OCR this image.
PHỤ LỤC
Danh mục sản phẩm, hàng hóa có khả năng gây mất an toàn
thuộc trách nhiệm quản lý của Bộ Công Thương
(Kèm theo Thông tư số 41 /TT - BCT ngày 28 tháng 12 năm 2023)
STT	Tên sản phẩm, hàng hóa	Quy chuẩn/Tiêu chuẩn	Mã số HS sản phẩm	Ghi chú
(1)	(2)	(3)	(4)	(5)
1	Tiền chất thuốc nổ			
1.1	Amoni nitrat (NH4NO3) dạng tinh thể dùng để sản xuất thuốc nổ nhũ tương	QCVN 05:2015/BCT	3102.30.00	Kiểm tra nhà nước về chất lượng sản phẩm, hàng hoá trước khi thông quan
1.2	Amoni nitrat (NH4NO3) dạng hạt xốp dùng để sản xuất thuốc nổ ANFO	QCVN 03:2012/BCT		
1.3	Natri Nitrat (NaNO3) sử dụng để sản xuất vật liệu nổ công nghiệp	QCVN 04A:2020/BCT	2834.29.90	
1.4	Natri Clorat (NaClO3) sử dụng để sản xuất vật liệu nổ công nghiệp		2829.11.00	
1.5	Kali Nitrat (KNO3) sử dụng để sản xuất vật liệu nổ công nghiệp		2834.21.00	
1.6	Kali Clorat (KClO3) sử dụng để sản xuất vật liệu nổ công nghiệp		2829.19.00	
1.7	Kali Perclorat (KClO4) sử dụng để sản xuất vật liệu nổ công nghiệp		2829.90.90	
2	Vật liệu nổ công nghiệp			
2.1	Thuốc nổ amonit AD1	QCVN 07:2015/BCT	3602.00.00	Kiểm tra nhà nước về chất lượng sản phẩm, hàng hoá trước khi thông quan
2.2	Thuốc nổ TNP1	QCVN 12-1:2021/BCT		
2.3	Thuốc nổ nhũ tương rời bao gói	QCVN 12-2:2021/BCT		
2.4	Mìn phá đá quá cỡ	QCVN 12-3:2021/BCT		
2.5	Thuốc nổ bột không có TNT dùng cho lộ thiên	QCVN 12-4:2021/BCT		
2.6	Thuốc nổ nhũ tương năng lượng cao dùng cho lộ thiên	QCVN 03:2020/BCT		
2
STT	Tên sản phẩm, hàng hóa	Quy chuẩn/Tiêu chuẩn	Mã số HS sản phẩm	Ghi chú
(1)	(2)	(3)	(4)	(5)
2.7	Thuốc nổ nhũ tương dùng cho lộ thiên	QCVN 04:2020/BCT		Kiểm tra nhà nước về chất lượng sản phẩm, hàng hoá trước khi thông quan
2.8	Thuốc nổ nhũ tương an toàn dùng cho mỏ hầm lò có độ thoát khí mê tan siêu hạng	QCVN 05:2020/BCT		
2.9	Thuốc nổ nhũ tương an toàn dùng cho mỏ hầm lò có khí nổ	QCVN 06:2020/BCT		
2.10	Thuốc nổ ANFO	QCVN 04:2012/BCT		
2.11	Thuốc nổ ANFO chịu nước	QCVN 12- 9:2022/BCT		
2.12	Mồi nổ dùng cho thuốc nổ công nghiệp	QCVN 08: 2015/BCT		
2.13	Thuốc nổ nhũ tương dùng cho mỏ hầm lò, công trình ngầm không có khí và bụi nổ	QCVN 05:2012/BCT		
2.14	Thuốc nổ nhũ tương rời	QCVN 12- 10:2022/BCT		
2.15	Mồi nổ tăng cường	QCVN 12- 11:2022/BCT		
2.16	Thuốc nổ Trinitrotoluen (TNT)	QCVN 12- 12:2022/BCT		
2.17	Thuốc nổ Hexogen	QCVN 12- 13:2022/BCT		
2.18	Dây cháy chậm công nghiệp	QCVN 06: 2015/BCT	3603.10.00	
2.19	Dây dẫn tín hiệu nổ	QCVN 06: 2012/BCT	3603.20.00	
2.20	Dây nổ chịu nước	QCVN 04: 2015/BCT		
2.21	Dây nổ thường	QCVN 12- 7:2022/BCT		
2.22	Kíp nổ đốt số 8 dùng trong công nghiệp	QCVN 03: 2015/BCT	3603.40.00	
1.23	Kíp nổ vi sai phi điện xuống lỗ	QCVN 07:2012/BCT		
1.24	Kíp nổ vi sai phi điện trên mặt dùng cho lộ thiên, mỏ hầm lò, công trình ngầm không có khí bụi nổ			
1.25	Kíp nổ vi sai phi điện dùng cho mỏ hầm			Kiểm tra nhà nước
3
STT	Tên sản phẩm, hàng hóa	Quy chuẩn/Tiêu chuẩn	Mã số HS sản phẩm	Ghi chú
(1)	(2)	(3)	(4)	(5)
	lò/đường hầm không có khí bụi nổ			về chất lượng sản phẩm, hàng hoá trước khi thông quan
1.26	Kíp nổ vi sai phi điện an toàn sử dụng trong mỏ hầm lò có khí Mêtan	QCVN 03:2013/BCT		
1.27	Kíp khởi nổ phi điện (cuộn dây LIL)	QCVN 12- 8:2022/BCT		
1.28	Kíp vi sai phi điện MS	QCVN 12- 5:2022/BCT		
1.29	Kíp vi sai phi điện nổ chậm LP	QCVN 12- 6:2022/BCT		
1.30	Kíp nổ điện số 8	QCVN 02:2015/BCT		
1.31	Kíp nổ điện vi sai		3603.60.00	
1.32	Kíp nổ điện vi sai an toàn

*-*-*

## Task prompt
Locate the word "Natri" in the entries, and copy every line where it is found.

## Written answer
1.3	Natri Nitrat (NaNO3) sử dụng để sản xuất vật liệu nổ công nghiệp	QCVN 04A:2020/BCT	2834.29.90	
1.4	Natri Clorat (NaClO3) sử dụng để sản xuất vật liệu nổ công nghiệp		2829.11.00	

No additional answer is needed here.